- **Directions**
From the listing below, pick out each line with the word "frac".

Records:
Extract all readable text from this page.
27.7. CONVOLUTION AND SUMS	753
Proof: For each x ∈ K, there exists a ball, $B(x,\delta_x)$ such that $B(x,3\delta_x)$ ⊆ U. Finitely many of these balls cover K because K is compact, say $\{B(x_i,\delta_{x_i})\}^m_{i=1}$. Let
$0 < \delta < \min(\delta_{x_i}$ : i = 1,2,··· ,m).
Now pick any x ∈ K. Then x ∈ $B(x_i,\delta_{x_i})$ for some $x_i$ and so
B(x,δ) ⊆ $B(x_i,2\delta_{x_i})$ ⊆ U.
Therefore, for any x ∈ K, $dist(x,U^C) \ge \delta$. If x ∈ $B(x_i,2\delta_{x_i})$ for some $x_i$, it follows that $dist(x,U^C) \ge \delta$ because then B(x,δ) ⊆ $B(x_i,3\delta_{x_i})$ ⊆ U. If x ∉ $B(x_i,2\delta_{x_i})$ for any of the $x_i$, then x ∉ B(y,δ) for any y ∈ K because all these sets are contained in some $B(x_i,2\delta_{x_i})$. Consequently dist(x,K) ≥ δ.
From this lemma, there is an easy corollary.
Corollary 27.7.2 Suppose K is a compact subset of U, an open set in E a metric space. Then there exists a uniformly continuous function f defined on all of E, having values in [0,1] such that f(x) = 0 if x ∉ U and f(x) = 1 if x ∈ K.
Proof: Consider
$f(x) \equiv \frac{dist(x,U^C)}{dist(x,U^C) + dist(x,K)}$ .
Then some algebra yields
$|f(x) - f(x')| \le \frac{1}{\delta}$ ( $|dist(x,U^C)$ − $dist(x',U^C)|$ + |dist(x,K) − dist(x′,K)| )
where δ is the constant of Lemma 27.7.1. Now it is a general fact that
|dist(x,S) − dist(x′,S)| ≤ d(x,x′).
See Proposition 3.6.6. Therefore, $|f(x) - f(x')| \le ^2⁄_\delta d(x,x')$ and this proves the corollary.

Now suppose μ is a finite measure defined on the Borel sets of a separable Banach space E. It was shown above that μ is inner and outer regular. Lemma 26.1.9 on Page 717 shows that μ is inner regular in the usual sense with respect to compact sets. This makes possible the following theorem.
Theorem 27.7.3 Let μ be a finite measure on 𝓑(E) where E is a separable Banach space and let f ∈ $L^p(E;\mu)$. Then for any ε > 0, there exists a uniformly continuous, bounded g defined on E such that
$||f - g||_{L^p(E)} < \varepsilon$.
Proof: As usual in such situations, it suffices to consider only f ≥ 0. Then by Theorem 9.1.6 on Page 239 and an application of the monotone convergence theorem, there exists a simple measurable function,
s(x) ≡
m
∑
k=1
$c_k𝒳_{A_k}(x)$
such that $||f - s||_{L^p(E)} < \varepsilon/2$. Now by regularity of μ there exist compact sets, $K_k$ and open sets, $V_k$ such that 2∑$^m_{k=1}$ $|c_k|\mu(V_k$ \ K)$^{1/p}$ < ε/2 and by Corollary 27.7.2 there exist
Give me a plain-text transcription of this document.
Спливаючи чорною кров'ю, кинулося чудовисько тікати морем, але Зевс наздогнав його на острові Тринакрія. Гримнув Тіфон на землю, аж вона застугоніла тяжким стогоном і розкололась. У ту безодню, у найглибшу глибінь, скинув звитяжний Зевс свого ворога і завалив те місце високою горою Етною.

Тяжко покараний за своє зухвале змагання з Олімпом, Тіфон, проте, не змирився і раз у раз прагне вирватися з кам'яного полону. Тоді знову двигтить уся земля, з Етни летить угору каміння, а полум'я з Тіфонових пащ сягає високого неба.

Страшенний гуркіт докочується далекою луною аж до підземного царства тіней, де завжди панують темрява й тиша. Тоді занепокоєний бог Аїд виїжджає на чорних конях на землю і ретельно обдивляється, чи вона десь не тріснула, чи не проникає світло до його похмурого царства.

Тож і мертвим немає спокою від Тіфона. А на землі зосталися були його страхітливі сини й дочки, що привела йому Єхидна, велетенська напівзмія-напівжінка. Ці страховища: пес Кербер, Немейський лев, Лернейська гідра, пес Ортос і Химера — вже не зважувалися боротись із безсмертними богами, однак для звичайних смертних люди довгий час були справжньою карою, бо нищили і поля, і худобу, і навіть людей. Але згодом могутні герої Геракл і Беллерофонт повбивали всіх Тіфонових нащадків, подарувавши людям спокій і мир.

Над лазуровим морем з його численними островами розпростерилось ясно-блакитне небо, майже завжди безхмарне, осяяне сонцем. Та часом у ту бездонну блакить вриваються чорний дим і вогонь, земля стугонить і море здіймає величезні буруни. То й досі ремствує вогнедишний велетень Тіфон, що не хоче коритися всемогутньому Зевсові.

- **Finished task**
$f(x) \equiv \frac{dist(x,U^C)}{dist(x,U^C) + dist(x,K)}$ .
$|f(x) - f(x')| \le \frac{1}{\delta}$ ( $|dist(x,U^C)$ − $dist(x',U^C)|$ + |dist(x,K) − dist(x′,K)| )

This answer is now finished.